> AIM OF THE EXERCISE: From the listing that follows, output everything exactly except the pictures.

--------------------

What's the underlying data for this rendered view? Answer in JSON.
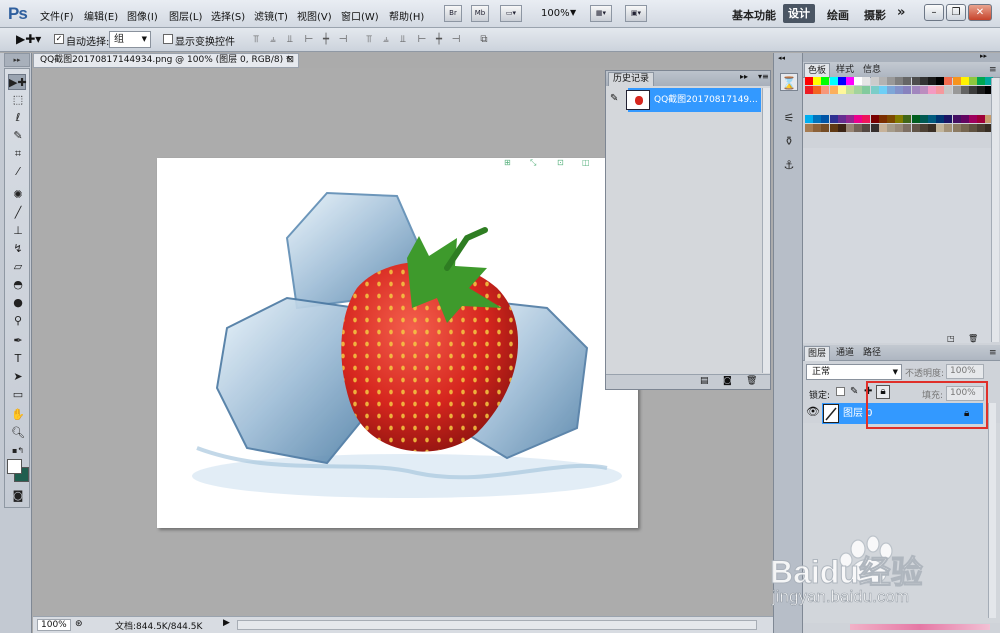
{
  "app": {
    "logo": "Ps",
    "menus": [
      "文件(F)",
      "编辑(E)",
      "图像(I)",
      "图层(L)",
      "选择(S)",
      "滤镜(T)",
      "视图(V)",
      "窗口(W)",
      "帮助(H)"
    ],
    "bridge_btn": "Br",
    "minibridge_btn": "Mb",
    "zoom_menu": "100%",
    "workspaces": [
      "基本功能",
      "设计",
      "绘画",
      "摄影"
    ],
    "active_workspace": "设计",
    "more": "»"
  },
  "options": {
    "auto_select_label": "自动选择:",
    "auto_select_value": "组",
    "show_transform_label": "显示变换控件"
  },
  "document": {
    "tab_title": "QQ截图20170817144934.png @ 100% (图层 0, RGB/8) *",
    "zoom": "100%",
    "doc_size": "文档:844.5K/844.5K"
  },
  "history": {
    "tab": "历史记录",
    "snapshot_label": "QQ截图20170817149..."
  },
  "swatches": {
    "tabs": [
      "色板",
      "样式",
      "信息"
    ]
  },
  "layers": {
    "tabs": [
      "图层",
      "通道",
      "路径"
    ],
    "blend_mode": "正常",
    "opacity_label": "不透明度:",
    "opacity_value": "100%",
    "lock_label": "锁定:",
    "fill_label": "填充:",
    "fill_value": "100%",
    "layer_name": "图层 0"
  },
  "watermark": {
    "brand": "Baidu经验",
    "url": "jingyan.baidu.com"
  },
  "colors": {
    "selection_blue": "#3399ff",
    "highlight_red": "#e0302a",
    "foreground": "#ffffff",
    "background": "#1f5e4f"
  }
}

--------------------

> EXERCISE ANSWER:
What's the underlying data for this rendered view? Answer in JSON.
{
  "app": {
    "logo": "Ps",
    "menus": [
      "文件(F)",
      "编辑(E)",
      "图像(I)",
      "图层(L)",
      "选择(S)",
      "滤镜(T)",
      "视图(V)",
      "窗口(W)",
      "帮助(H)"
    ],
    "bridge_btn": "Br",
    "minibridge_btn": "Mb",
    "zoom_menu": "100%",
    "workspaces": [
      "基本功能",
      "设计",
      "绘画",
      "摄影"
    ],
    "active_workspace": "设计",
    "more": "»"
  },
  "options": {
    "auto_select_label": "自动选择:",
    "auto_select_value": "组",
    "show_transform_label": "显示变换控件"
  },
  "document": {
    "tab_title": "QQ截图20170817144934.png @ 100% (图层 0, RGB/8) *",
    "zoom": "100%",
    "doc_size": "文档:844.5K/844.5K"
  },
  "history": {
    "tab": "历史记录",
    "snapshot_label": "QQ截图20170817149..."
  },
  "swatches": {
    "tabs": [
      "色板",
      "样式",
      "信息"
    ]
  },
  "layers": {
    "tabs": [
      "图层",
      "通道",
      "路径"
    ],
    "blend_mode": "正常",
    "opacity_label": "不透明度:",
    "opacity_value": "100%",
    "lock_label": "锁定:",
    "fill_label": "填充:",
    "fill_value": "100%",
    "layer_name": "图层 0"
  },
  "watermark": {
    "brand": "Baidu经验",
    "url": "jingyan.baidu.com"
  },
  "colors": {
    "selection_blue": "#3399ff",
    "highlight_red": "#e0302a",
    "foreground": "#ffffff",
    "background": "#1f5e4f"
  }
}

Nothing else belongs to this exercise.